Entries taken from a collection

━━━━━━━━━━━━━━━━

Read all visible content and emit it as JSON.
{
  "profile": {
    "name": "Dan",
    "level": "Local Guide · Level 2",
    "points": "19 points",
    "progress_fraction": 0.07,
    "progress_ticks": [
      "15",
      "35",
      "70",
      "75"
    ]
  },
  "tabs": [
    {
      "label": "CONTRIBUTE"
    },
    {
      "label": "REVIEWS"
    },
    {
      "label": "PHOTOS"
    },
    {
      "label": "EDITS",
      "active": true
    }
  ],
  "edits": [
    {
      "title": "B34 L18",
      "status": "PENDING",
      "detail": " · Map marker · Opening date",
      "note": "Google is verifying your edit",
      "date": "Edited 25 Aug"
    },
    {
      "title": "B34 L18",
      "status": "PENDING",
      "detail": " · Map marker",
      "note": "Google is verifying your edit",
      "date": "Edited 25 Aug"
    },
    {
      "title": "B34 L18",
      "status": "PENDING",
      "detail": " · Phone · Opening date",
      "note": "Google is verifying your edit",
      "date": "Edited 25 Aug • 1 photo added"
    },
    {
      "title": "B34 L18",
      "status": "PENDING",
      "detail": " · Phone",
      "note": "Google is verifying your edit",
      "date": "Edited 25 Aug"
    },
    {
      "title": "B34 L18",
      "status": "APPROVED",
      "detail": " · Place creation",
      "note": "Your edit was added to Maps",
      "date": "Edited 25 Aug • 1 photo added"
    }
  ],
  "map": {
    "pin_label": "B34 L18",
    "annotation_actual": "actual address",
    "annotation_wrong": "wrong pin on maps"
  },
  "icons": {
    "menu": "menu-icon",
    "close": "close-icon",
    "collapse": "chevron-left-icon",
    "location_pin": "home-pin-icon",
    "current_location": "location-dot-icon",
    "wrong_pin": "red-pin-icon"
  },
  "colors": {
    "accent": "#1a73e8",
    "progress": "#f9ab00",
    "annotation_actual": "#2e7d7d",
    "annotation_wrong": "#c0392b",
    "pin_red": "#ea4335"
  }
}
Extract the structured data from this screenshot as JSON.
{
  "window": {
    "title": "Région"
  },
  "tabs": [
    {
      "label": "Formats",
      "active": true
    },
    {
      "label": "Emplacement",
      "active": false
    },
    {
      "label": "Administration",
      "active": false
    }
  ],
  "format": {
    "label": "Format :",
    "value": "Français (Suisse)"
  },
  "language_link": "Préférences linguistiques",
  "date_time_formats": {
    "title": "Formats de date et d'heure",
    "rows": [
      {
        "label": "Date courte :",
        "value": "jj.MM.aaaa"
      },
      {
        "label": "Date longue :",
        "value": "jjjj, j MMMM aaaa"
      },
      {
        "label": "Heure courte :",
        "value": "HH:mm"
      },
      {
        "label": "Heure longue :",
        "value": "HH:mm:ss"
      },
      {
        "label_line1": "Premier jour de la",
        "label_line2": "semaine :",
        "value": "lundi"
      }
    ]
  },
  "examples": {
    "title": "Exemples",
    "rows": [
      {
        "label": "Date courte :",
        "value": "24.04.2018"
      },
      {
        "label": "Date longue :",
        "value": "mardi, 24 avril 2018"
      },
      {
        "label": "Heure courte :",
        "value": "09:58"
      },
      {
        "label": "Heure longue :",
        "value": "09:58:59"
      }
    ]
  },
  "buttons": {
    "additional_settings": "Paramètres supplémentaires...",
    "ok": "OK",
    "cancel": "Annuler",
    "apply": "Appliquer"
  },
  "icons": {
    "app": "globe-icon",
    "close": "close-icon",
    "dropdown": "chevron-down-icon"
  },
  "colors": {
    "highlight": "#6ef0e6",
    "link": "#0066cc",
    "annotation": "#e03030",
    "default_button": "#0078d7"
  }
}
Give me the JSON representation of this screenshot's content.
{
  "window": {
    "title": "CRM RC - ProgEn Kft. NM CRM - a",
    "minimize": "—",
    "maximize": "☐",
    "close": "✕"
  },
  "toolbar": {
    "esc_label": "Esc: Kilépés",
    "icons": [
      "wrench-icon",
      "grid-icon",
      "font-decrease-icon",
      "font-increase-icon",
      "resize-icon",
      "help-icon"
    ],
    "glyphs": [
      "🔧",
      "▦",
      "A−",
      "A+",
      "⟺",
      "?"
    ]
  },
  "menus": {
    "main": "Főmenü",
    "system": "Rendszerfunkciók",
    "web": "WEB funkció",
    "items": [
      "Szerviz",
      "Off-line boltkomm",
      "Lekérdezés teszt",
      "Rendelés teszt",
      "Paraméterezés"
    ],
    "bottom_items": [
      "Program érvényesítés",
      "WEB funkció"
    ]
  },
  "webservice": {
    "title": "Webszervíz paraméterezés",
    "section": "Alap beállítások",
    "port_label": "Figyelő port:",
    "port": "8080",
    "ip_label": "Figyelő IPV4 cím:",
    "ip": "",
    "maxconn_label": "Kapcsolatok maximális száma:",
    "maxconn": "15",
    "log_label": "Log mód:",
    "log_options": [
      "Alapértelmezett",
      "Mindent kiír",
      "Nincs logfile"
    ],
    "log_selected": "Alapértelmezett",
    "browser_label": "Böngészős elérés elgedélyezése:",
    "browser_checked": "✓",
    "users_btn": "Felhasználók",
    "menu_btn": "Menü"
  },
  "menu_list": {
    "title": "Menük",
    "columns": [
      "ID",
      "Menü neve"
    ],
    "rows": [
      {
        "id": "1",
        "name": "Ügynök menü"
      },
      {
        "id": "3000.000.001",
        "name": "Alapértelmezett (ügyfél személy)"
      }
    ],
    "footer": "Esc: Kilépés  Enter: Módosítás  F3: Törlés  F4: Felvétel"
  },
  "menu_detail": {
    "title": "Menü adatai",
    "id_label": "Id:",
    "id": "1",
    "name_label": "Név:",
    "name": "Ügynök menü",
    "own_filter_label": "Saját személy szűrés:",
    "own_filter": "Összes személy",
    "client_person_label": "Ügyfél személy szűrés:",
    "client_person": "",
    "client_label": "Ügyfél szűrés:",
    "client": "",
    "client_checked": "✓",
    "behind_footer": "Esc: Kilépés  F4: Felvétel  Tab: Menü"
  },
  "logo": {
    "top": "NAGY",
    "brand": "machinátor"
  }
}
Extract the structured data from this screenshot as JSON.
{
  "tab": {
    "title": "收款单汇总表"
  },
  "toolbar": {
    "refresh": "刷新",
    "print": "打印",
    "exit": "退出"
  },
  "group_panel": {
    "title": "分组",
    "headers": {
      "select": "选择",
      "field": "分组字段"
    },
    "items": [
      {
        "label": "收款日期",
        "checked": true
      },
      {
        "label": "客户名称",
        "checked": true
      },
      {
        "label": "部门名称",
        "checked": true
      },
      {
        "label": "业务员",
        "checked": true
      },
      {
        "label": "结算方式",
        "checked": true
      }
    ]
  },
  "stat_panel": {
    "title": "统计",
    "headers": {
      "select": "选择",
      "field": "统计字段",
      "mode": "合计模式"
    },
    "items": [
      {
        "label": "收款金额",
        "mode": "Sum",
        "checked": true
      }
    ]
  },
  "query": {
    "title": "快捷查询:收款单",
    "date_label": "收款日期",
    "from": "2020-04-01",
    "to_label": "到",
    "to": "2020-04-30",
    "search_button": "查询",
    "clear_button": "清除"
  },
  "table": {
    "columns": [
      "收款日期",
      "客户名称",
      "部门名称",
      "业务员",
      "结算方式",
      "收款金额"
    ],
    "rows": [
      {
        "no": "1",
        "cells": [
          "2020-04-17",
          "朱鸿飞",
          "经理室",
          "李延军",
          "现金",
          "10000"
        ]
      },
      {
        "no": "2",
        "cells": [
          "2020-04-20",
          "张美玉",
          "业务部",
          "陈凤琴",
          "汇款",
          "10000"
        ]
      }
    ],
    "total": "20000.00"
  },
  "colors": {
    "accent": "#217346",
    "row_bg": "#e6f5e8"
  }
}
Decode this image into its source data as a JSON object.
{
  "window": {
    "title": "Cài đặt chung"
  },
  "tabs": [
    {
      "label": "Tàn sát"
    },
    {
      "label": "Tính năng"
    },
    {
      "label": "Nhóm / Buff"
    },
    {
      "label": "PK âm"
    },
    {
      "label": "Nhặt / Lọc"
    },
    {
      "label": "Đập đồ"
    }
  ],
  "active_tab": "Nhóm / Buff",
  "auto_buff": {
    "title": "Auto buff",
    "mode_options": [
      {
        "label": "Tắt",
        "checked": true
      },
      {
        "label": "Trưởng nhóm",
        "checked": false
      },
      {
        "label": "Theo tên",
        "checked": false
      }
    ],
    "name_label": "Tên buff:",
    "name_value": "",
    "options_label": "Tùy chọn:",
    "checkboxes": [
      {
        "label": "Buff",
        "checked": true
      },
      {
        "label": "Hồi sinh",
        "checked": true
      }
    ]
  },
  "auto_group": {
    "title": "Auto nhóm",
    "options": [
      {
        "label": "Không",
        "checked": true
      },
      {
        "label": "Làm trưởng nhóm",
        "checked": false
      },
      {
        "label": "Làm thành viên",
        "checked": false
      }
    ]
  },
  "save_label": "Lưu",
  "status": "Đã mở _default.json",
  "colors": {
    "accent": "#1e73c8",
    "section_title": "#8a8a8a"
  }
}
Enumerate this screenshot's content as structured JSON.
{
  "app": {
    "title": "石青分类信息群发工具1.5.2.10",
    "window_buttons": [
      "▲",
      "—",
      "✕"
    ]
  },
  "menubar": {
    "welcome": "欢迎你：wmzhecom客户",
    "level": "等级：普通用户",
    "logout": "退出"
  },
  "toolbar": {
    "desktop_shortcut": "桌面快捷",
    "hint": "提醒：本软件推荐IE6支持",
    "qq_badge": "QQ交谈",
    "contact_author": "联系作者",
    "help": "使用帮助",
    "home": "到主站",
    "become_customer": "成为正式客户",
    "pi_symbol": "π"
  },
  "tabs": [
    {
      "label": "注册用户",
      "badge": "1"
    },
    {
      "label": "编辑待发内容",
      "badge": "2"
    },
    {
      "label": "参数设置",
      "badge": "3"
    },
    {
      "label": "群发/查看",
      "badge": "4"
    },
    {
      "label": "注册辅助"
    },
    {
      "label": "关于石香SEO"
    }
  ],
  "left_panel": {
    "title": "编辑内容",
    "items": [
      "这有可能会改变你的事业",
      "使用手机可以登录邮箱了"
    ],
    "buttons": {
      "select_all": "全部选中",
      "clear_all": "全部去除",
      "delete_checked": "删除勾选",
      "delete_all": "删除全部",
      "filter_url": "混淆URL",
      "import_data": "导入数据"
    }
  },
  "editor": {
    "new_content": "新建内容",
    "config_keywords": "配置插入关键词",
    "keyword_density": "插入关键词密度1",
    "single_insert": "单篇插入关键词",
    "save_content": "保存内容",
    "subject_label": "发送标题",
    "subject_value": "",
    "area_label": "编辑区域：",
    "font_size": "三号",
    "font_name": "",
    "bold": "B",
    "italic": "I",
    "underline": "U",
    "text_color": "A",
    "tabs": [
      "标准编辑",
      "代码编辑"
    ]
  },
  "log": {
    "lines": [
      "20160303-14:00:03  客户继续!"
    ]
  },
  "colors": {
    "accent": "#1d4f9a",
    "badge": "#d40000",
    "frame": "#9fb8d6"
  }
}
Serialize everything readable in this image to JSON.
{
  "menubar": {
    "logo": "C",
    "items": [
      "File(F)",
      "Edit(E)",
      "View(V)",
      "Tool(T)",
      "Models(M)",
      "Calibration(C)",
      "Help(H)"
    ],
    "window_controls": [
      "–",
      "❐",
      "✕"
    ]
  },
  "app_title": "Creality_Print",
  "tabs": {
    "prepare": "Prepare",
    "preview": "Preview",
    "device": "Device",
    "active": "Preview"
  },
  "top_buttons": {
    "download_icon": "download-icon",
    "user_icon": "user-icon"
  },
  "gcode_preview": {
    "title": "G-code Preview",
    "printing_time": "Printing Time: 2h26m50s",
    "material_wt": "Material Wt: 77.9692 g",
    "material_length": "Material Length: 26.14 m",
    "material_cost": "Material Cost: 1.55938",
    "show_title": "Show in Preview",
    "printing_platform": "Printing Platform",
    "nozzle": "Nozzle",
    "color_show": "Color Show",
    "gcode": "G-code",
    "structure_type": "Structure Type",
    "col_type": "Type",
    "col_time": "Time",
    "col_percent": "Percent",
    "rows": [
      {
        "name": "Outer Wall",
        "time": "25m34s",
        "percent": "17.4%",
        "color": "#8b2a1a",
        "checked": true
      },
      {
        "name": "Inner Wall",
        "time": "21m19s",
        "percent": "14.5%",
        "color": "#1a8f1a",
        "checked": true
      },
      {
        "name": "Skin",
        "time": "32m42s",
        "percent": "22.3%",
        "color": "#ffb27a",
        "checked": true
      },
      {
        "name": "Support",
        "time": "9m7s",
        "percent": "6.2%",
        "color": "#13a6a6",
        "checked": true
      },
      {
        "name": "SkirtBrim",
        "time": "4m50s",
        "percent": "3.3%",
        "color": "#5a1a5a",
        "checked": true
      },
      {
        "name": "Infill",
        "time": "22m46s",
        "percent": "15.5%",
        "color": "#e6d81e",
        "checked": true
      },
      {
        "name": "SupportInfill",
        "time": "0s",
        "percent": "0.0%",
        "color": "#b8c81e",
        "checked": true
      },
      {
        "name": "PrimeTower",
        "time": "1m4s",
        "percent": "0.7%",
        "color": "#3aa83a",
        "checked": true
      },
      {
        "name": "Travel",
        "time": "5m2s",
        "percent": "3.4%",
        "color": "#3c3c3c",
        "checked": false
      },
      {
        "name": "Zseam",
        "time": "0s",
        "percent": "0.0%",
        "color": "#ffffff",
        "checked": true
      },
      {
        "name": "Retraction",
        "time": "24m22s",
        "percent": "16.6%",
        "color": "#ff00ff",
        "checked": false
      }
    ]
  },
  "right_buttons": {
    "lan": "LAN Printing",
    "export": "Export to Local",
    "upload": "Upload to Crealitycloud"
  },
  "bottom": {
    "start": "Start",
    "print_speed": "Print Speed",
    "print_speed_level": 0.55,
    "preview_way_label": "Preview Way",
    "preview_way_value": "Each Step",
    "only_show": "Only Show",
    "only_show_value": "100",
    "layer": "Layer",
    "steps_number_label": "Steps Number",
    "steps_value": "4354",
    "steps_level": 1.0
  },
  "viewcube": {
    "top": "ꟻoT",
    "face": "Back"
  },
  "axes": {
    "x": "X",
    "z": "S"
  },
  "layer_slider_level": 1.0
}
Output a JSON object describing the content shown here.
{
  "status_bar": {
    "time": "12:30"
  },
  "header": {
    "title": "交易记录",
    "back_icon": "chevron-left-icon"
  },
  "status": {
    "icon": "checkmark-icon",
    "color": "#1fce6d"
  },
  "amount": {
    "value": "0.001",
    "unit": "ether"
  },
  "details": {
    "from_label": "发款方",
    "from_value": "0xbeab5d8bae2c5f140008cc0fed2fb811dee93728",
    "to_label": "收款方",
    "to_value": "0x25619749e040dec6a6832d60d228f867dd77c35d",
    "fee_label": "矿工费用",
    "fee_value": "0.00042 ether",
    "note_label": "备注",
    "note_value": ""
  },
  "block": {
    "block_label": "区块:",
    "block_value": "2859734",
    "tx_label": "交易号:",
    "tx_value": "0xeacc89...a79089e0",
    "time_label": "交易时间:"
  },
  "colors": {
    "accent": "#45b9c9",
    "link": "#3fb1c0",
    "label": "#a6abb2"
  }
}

━━━━━━━━━━━━━━━━

> [OBJECTIVE]
Identify each line holding the string "Kilépés", and copy it out.

> [SOLUTION TO THIS EXERCISE]
    "esc_label": "Esc: Kilépés",
    "footer": "Esc: Kilépés  Enter: Módosítás  F3: Törlés  F4: Felvétel"
    "behind_footer": "Esc: Kilépés  F4: Felvétel  Tab: Menü"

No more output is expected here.